GOAL:
Reproduce the records that follow in full, excluding any picture they contain.

=== PROVIDED DATA ===

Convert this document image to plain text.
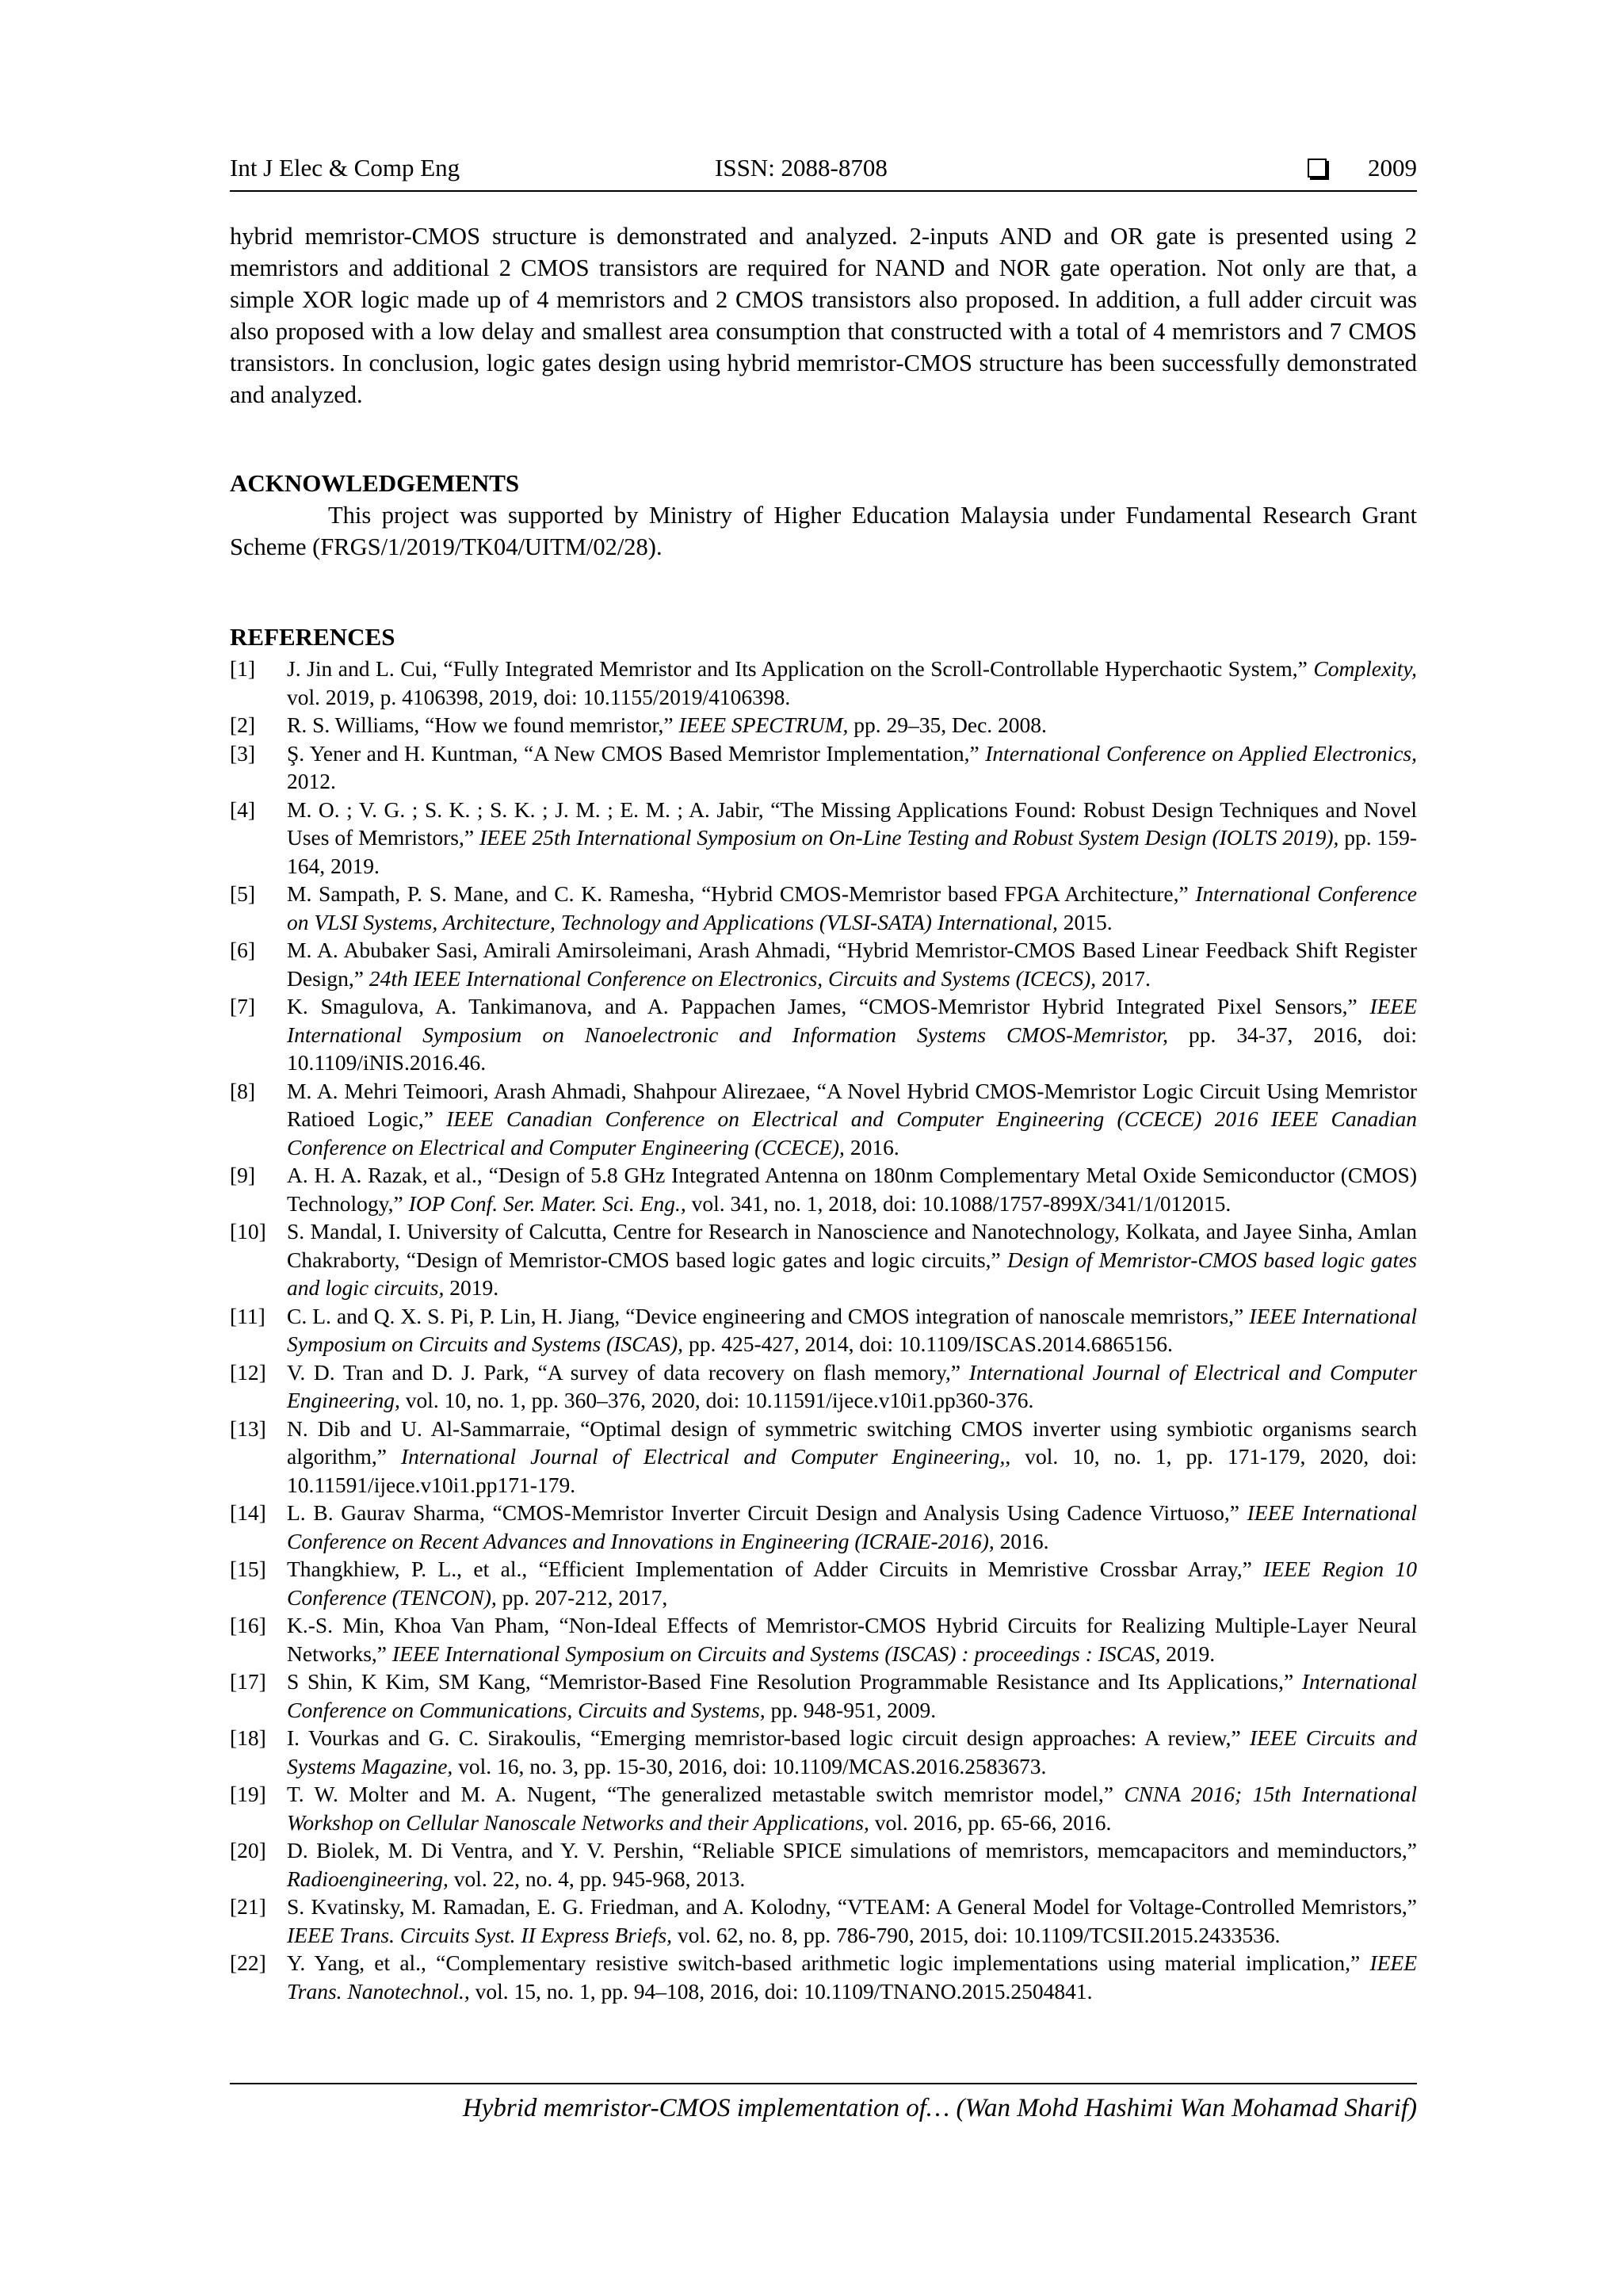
Int J Elec & Comp Eng	ISSN: 2088-8708	2009
hybrid memristor-CMOS structure is demonstrated and analyzed. 2-inputs AND and OR gate is presented using 2 memristors and additional 2 CMOS transistors are required for NAND and NOR gate operation. Not only are that, a simple XOR logic made up of 4 memristors and 2 CMOS transistors also proposed. In addition, a full adder circuit was also proposed with a low delay and smallest area consumption that constructed with a total of 4 memristors and 7 CMOS transistors. In conclusion, logic gates design using hybrid memristor-CMOS structure has been successfully demonstrated and analyzed.
ACKNOWLEDGEMENTS
This project was supported by Ministry of Higher Education Malaysia under Fundamental Research Grant Scheme (FRGS/1/2019/TK04/UITM/02/28).
REFERENCES
[1] J. Jin and L. Cui, “Fully Integrated Memristor and Its Application on the Scroll-Controllable Hyperchaotic System,” Complexity, vol. 2019, p. 4106398, 2019, doi: 10.1155/2019/4106398.
[2] R. S. Williams, “How we found memristor,” IEEE SPECTRUM, pp. 29–35, Dec. 2008.
[3] Ş. Yener and H. Kuntman, “A New CMOS Based Memristor Implementation,” International Conference on Applied Electronics, 2012.
[4] M. O. ; V. G. ; S. K. ; S. K. ; J. M. ; E. M. ; A. Jabir, “The Missing Applications Found: Robust Design Techniques and Novel Uses of Memristors,” IEEE 25th International Symposium on On-Line Testing and Robust System Design (IOLTS 2019), pp. 159-164, 2019.
[5] M. Sampath, P. S. Mane, and C. K. Ramesha, “Hybrid CMOS-Memristor based FPGA Architecture,” International Conference on VLSI Systems, Architecture, Technology and Applications (VLSI-SATA) International, 2015.
[6] M. A. Abubaker Sasi, Amirali Amirsoleimani, Arash Ahmadi, “Hybrid Memristor-CMOS Based Linear Feedback Shift Register Design,” 24th IEEE International Conference on Electronics, Circuits and Systems (ICECS), 2017.
[7] K. Smagulova, A. Tankimanova, and A. Pappachen James, “CMOS-Memristor Hybrid Integrated Pixel Sensors,” IEEE International Symposium on Nanoelectronic and Information Systems CMOS-Memristor, pp. 34-37, 2016, doi: 10.1109/iNIS.2016.46.
[8] M. A. Mehri Teimoori, Arash Ahmadi, Shahpour Alirezaee, “A Novel Hybrid CMOS-Memristor Logic Circuit Using Memristor Ratioed Logic,” IEEE Canadian Conference on Electrical and Computer Engineering (CCECE) 2016 IEEE Canadian Conference on Electrical and Computer Engineering (CCECE), 2016.
[9] A. H. A. Razak, et al., “Design of 5.8 GHz Integrated Antenna on 180nm Complementary Metal Oxide Semiconductor (CMOS) Technology,” IOP Conf. Ser. Mater. Sci. Eng., vol. 341, no. 1, 2018, doi: 10.1088/1757-899X/341/1/012015.
[10] S. Mandal, I. University of Calcutta, Centre for Research in Nanoscience and Nanotechnology, Kolkata, and Jayee Sinha, Amlan Chakraborty, “Design of Memristor-CMOS based logic gates and logic circuits,” Design of Memristor-CMOS based logic gates and logic circuits, 2019.
[11] C. L. and Q. X. S. Pi, P. Lin, H. Jiang, “Device engineering and CMOS integration of nanoscale memristors,” IEEE International Symposium on Circuits and Systems (ISCAS), pp. 425-427, 2014, doi: 10.1109/ISCAS.2014.6865156.
[12] V. D. Tran and D. J. Park, “A survey of data recovery on flash memory,” International Journal of Electrical and Computer Engineering, vol. 10, no. 1, pp. 360–376, 2020, doi: 10.11591/ijece.v10i1.pp360-376.
[13] N. Dib and U. Al-Sammarraie, “Optimal design of symmetric switching CMOS inverter using symbiotic organisms search algorithm,” International Journal of Electrical and Computer Engineering,, vol. 10, no. 1, pp. 171-179, 2020, doi: 10.11591/ijece.v10i1.pp171-179.
[14] L. B. Gaurav Sharma, “CMOS-Memristor Inverter Circuit Design and Analysis Using Cadence Virtuoso,” IEEE International Conference on Recent Advances and Innovations in Engineering (ICRAIE-2016), 2016.
[15] Thangkhiew, P. L., et al., “Efficient Implementation of Adder Circuits in Memristive Crossbar Array,” IEEE Region 10 Conference (TENCON), pp. 207-212, 2017,
[16] K.-S. Min, Khoa Van Pham, “Non-Ideal Effects of Memristor-CMOS Hybrid Circuits for Realizing Multiple-Layer Neural Networks,” IEEE International Symposium on Circuits and Systems (ISCAS) : proceedings : ISCAS, 2019.
[17] S Shin, K Kim, SM Kang, “Memristor-Based Fine Resolution Programmable Resistance and Its Applications,” International Conference on Communications, Circuits and Systems, pp. 948-951, 2009.
[18] I. Vourkas and G. C. Sirakoulis, “Emerging memristor-based logic circuit design approaches: A review,” IEEE Circuits and Systems Magazine, vol. 16, no. 3, pp. 15-30, 2016, doi: 10.1109/MCAS.2016.2583673.
[19] T. W. Molter and M. A. Nugent, “The generalized metastable switch memristor model,” CNNA 2016; 15th International Workshop on Cellular Nanoscale Networks and their Applications, vol. 2016, pp. 65-66, 2016.
[20] D. Biolek, M. Di Ventra, and Y. V. Pershin, “Reliable SPICE simulations of memristors, memcapacitors and meminductors,” Radioengineering, vol. 22, no. 4, pp. 945-968, 2013.
[21] S. Kvatinsky, M. Ramadan, E. G. Friedman, and A. Kolodny, “VTEAM: A General Model for Voltage-Controlled Memristors,” IEEE Trans. Circuits Syst. II Express Briefs, vol. 62, no. 8, pp. 786-790, 2015, doi: 10.1109/TCSII.2015.2433536.
[22] Y. Yang, et al., “Complementary resistive switch-based arithmetic logic implementations using material implication,” IEEE Trans. Nanotechnol., vol. 15, no. 1, pp. 94–108, 2016, doi: 10.1109/TNANO.2015.2504841.
Hybrid memristor-CMOS implementation of… (Wan Mohd Hashimi Wan Mohamad Sharif)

===

EXPECTED ANSWER:
Convert this document image to plain text.
Int J Elec & Comp Eng	ISSN: 2088-8708	2009
hybrid memristor-CMOS structure is demonstrated and analyzed. 2-inputs AND and OR gate is presented using 2 memristors and additional 2 CMOS transistors are required for NAND and NOR gate operation. Not only are that, a simple XOR logic made up of 4 memristors and 2 CMOS transistors also proposed. In addition, a full adder circuit was also proposed with a low delay and smallest area consumption that constructed with a total of 4 memristors and 7 CMOS transistors. In conclusion, logic gates design using hybrid memristor-CMOS structure has been successfully demonstrated and analyzed.
ACKNOWLEDGEMENTS
This project was supported by Ministry of Higher Education Malaysia under Fundamental Research Grant Scheme (FRGS/1/2019/TK04/UITM/02/28).
REFERENCES
[1] J. Jin and L. Cui, “Fully Integrated Memristor and Its Application on the Scroll-Controllable Hyperchaotic System,” Complexity, vol. 2019, p. 4106398, 2019, doi: 10.1155/2019/4106398.
[2] R. S. Williams, “How we found memristor,” IEEE SPECTRUM, pp. 29–35, Dec. 2008.
[3] Ş. Yener and H. Kuntman, “A New CMOS Based Memristor Implementation,” International Conference on Applied Electronics, 2012.
[4] M. O. ; V. G. ; S. K. ; S. K. ; J. M. ; E. M. ; A. Jabir, “The Missing Applications Found: Robust Design Techniques and Novel Uses of Memristors,” IEEE 25th International Symposium on On-Line Testing and Robust System Design (IOLTS 2019), pp. 159-164, 2019.
[5] M. Sampath, P. S. Mane, and C. K. Ramesha, “Hybrid CMOS-Memristor based FPGA Architecture,” International Conference on VLSI Systems, Architecture, Technology and Applications (VLSI-SATA) International, 2015.
[6] M. A. Abubaker Sasi, Amirali Amirsoleimani, Arash Ahmadi, “Hybrid Memristor-CMOS Based Linear Feedback Shift Register Design,” 24th IEEE International Conference on Electronics, Circuits and Systems (ICECS), 2017.
[7] K. Smagulova, A. Tankimanova, and A. Pappachen James, “CMOS-Memristor Hybrid Integrated Pixel Sensors,” IEEE International Symposium on Nanoelectronic and Information Systems CMOS-Memristor, pp. 34-37, 2016, doi: 10.1109/iNIS.2016.46.
[8] M. A. Mehri Teimoori, Arash Ahmadi, Shahpour Alirezaee, “A Novel Hybrid CMOS-Memristor Logic Circuit Using Memristor Ratioed Logic,” IEEE Canadian Conference on Electrical and Computer Engineering (CCECE) 2016 IEEE Canadian Conference on Electrical and Computer Engineering (CCECE), 2016.
[9] A. H. A. Razak, et al., “Design of 5.8 GHz Integrated Antenna on 180nm Complementary Metal Oxide Semiconductor (CMOS) Technology,” IOP Conf. Ser. Mater. Sci. Eng., vol. 341, no. 1, 2018, doi: 10.1088/1757-899X/341/1/012015.
[10] S. Mandal, I. University of Calcutta, Centre for Research in Nanoscience and Nanotechnology, Kolkata, and Jayee Sinha, Amlan Chakraborty, “Design of Memristor-CMOS based logic gates and logic circuits,” Design of Memristor-CMOS based logic gates and logic circuits, 2019.
[11] C. L. and Q. X. S. Pi, P. Lin, H. Jiang, “Device engineering and CMOS integration of nanoscale memristors,” IEEE International Symposium on Circuits and Systems (ISCAS), pp. 425-427, 2014, doi: 10.1109/ISCAS.2014.6865156.
[12] V. D. Tran and D. J. Park, “A survey of data recovery on flash memory,” International Journal of Electrical and Computer Engineering, vol. 10, no. 1, pp. 360–376, 2020, doi: 10.11591/ijece.v10i1.pp360-376.
[13] N. Dib and U. Al-Sammarraie, “Optimal design of symmetric switching CMOS inverter using symbiotic organisms search algorithm,” International Journal of Electrical and Computer Engineering,, vol. 10, no. 1, pp. 171-179, 2020, doi: 10.11591/ijece.v10i1.pp171-179.
[14] L. B. Gaurav Sharma, “CMOS-Memristor Inverter Circuit Design and Analysis Using Cadence Virtuoso,” IEEE International Conference on Recent Advances and Innovations in Engineering (ICRAIE-2016), 2016.
[15] Thangkhiew, P. L., et al., “Efficient Implementation of Adder Circuits in Memristive Crossbar Array,” IEEE Region 10 Conference (TENCON), pp. 207-212, 2017,
[16] K.-S. Min, Khoa Van Pham, “Non-Ideal Effects of Memristor-CMOS Hybrid Circuits for Realizing Multiple-Layer Neural Networks,” IEEE International Symposium on Circuits and Systems (ISCAS) : proceedings : ISCAS, 2019.
[17] S Shin, K Kim, SM Kang, “Memristor-Based Fine Resolution Programmable Resistance and Its Applications,” International Conference on Communications, Circuits and Systems, pp. 948-951, 2009.
[18] I. Vourkas and G. C. Sirakoulis, “Emerging memristor-based logic circuit design approaches: A review,” IEEE Circuits and Systems Magazine, vol. 16, no. 3, pp. 15-30, 2016, doi: 10.1109/MCAS.2016.2583673.
[19] T. W. Molter and M. A. Nugent, “The generalized metastable switch memristor model,” CNNA 2016; 15th International Workshop on Cellular Nanoscale Networks and their Applications, vol. 2016, pp. 65-66, 2016.
[20] D. Biolek, M. Di Ventra, and Y. V. Pershin, “Reliable SPICE simulations of memristors, memcapacitors and meminductors,” Radioengineering, vol. 22, no. 4, pp. 945-968, 2013.
[21] S. Kvatinsky, M. Ramadan, E. G. Friedman, and A. Kolodny, “VTEAM: A General Model for Voltage-Controlled Memristors,” IEEE Trans. Circuits Syst. II Express Briefs, vol. 62, no. 8, pp. 786-790, 2015, doi: 10.1109/TCSII.2015.2433536.
[22] Y. Yang, et al., “Complementary resistive switch-based arithmetic logic implementations using material implication,” IEEE Trans. Nanotechnol., vol. 15, no. 1, pp. 94–108, 2016, doi: 10.1109/TNANO.2015.2504841.
Hybrid memristor-CMOS implementation of… (Wan Mohd Hashimi Wan Mohamad Sharif)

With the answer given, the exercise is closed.